* Objective
Every line of the records below should be restated exactly.

[Start Material for the task]

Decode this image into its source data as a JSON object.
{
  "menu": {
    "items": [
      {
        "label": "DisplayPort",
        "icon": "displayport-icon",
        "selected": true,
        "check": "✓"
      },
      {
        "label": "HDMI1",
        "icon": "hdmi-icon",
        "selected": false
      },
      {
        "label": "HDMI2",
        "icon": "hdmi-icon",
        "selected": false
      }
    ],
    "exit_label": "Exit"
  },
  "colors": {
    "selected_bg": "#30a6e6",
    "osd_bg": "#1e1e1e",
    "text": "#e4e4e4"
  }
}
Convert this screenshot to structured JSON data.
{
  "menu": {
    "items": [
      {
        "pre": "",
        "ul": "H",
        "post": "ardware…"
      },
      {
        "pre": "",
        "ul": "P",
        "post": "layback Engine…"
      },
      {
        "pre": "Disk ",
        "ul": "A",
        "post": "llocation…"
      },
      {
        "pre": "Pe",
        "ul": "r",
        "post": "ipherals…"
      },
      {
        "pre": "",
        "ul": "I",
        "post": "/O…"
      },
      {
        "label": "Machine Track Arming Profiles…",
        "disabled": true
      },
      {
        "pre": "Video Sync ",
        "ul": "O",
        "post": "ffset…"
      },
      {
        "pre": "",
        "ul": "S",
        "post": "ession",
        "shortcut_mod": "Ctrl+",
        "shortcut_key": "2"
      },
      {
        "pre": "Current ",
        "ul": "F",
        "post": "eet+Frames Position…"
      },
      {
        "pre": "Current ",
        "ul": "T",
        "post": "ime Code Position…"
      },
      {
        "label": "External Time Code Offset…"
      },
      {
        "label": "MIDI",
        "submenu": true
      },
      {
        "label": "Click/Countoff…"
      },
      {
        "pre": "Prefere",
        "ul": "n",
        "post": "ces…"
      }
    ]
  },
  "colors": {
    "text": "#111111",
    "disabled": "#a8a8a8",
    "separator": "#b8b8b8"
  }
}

[End Material for the task]

* The completed task
Decode this image into its source data as a JSON object.
{
  "menu": {
    "items": [
      {
        "label": "DisplayPort",
        "icon": "displayport-icon",
        "selected": true,
        "check": "✓"
      },
      {
        "label": "HDMI1",
        "icon": "hdmi-icon",
        "selected": false
      },
      {
        "label": "HDMI2",
        "icon": "hdmi-icon",
        "selected": false
      }
    ],
    "exit_label": "Exit"
  },
  "colors": {
    "selected_bg": "#30a6e6",
    "osd_bg": "#1e1e1e",
    "text": "#e4e4e4"
  }
}
Convert this screenshot to structured JSON data.
{
  "menu": {
    "items": [
      {
        "pre": "",
        "ul": "H",
        "post": "ardware…"
      },
      {
        "pre": "",
        "ul": "P",
        "post": "layback Engine…"
      },
      {
        "pre": "Disk ",
        "ul": "A",
        "post": "llocation…"
      },
      {
        "pre": "Pe",
        "ul": "r",
        "post": "ipherals…"
      },
      {
        "pre": "",
        "ul": "I",
        "post": "/O…"
      },
      {
        "label": "Machine Track Arming Profiles…",
        "disabled": true
      },
      {
        "pre": "Video Sync ",
        "ul": "O",
        "post": "ffset…"
      },
      {
        "pre": "",
        "ul": "S",
        "post": "ession",
        "shortcut_mod": "Ctrl+",
        "shortcut_key": "2"
      },
      {
        "pre": "Current ",
        "ul": "F",
        "post": "eet+Frames Position…"
      },
      {
        "pre": "Current ",
        "ul": "T",
        "post": "ime Code Position…"
      },
      {
        "label": "External Time Code Offset…"
      },
      {
        "label": "MIDI",
        "submenu": true
      },
      {
        "label": "Click/Countoff…"
      },
      {
        "pre": "Prefere",
        "ul": "n",
        "post": "ces…"
      }
    ]
  },
  "colors": {
    "text": "#111111",
    "disabled": "#a8a8a8",
    "separator": "#b8b8b8"
  }
}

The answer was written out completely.